··· Extracted records ···

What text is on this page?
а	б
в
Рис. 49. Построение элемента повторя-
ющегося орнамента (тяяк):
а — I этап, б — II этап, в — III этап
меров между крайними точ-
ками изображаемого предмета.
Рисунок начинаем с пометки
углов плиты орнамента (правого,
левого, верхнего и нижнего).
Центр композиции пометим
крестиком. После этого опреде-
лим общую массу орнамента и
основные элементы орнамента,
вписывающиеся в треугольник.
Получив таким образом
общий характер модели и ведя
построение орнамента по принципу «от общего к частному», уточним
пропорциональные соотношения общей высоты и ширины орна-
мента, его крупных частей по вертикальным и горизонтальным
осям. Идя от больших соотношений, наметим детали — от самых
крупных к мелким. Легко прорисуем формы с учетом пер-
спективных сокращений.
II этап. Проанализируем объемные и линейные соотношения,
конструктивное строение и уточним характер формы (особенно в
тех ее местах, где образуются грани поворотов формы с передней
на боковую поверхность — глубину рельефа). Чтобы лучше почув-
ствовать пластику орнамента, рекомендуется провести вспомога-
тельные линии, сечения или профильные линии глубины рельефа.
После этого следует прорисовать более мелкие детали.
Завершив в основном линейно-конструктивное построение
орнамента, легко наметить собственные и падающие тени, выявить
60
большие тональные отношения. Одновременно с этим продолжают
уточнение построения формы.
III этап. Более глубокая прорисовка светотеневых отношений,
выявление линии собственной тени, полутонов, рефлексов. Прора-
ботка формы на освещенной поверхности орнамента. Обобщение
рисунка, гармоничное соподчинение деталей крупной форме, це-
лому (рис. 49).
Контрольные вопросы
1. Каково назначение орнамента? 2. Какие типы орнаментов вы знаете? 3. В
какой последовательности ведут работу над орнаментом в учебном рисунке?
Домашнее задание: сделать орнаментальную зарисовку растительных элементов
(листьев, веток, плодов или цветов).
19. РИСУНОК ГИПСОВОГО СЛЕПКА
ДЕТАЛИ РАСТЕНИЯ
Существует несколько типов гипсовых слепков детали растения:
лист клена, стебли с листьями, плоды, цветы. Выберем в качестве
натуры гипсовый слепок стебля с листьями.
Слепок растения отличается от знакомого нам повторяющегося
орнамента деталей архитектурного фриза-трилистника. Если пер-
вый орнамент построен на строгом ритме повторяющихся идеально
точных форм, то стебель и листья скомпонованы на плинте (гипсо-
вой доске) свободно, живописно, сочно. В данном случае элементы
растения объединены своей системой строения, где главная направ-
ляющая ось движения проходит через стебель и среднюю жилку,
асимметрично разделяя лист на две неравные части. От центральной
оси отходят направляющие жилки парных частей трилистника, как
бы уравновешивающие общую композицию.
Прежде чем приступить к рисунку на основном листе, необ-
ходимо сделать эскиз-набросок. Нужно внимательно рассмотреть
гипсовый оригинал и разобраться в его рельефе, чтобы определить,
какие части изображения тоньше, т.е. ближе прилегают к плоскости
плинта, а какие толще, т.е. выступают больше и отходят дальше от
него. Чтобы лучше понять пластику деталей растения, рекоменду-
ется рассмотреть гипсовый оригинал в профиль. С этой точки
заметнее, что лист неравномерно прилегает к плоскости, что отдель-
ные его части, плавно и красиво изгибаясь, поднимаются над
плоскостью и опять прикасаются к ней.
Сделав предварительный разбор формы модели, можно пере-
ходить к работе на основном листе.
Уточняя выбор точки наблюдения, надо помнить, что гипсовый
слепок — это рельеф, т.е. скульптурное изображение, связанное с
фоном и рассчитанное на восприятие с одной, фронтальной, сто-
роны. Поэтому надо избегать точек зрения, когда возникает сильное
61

···

Retype every entry above, word for word.

What text is on this page?
а	б
в
Рис. 49. Построение элемента повторя-
ющегося орнамента (тяяк):
а — I этап, б — II этап, в — III этап
меров между крайними точ-
ками изображаемого предмета.
Рисунок начинаем с пометки
углов плиты орнамента (правого,
левого, верхнего и нижнего).
Центр композиции пометим
крестиком. После этого опреде-
лим общую массу орнамента и
основные элементы орнамента,
вписывающиеся в треугольник.
Получив таким образом
общий характер модели и ведя
построение орнамента по принципу «от общего к частному», уточним
пропорциональные соотношения общей высоты и ширины орна-
мента, его крупных частей по вертикальным и горизонтальным
осям. Идя от больших соотношений, наметим детали — от самых
крупных к мелким. Легко прорисуем формы с учетом пер-
спективных сокращений.
II этап. Проанализируем объемные и линейные соотношения,
конструктивное строение и уточним характер формы (особенно в
тех ее местах, где образуются грани поворотов формы с передней
на боковую поверхность — глубину рельефа). Чтобы лучше почув-
ствовать пластику орнамента, рекомендуется провести вспомога-
тельные линии, сечения или профильные линии глубины рельефа.
После этого следует прорисовать более мелкие детали.
Завершив в основном линейно-конструктивное построение
орнамента, легко наметить собственные и падающие тени, выявить
60
большие тональные отношения. Одновременно с этим продолжают
уточнение построения формы.
III этап. Более глубокая прорисовка светотеневых отношений,
выявление линии собственной тени, полутонов, рефлексов. Прора-
ботка формы на освещенной поверхности орнамента. Обобщение
рисунка, гармоничное соподчинение деталей крупной форме, це-
лому (рис. 49).
Контрольные вопросы
1. Каково назначение орнамента? 2. Какие типы орнаментов вы знаете? 3. В
какой последовательности ведут работу над орнаментом в учебном рисунке?
Домашнее задание: сделать орнаментальную зарисовку растительных элементов
(листьев, веток, плодов или цветов).
19. РИСУНОК ГИПСОВОГО СЛЕПКА
ДЕТАЛИ РАСТЕНИЯ
Существует несколько типов гипсовых слепков детали растения:
лист клена, стебли с листьями, плоды, цветы. Выберем в качестве
натуры гипсовый слепок стебля с листьями.
Слепок растения отличается от знакомого нам повторяющегося
орнамента деталей архитектурного фриза-трилистника. Если пер-
вый орнамент построен на строгом ритме повторяющихся идеально
точных форм, то стебель и листья скомпонованы на плинте (гипсо-
вой доске) свободно, живописно, сочно. В данном случае элементы
растения объединены своей системой строения, где главная направ-
ляющая ось движения проходит через стебель и среднюю жилку,
асимметрично разделяя лист на две неравные части. От центральной
оси отходят направляющие жилки парных частей трилистника, как
бы уравновешивающие общую композицию.
Прежде чем приступить к рисунку на основном листе, необ-
ходимо сделать эскиз-набросок. Нужно внимательно рассмотреть
гипсовый оригинал и разобраться в его рельефе, чтобы определить,
какие части изображения тоньше, т.е. ближе прилегают к плоскости
плинта, а какие толще, т.е. выступают больше и отходят дальше от
него. Чтобы лучше понять пластику деталей растения, рекоменду-
ется рассмотреть гипсовый оригинал в профиль. С этой точки
заметнее, что лист неравномерно прилегает к плоскости, что отдель-
ные его части, плавно и красиво изгибаясь, поднимаются над
плоскостью и опять прикасаются к ней.
Сделав предварительный разбор формы модели, можно пере-
ходить к работе на основном листе.
Уточняя выбор точки наблюдения, надо помнить, что гипсовый
слепок — это рельеф, т.е. скульптурное изображение, связанное с
фоном и рассчитанное на восприятие с одной, фронтальной, сто-
роны. Поэтому надо избегать точек зрения, когда возникает сильное
61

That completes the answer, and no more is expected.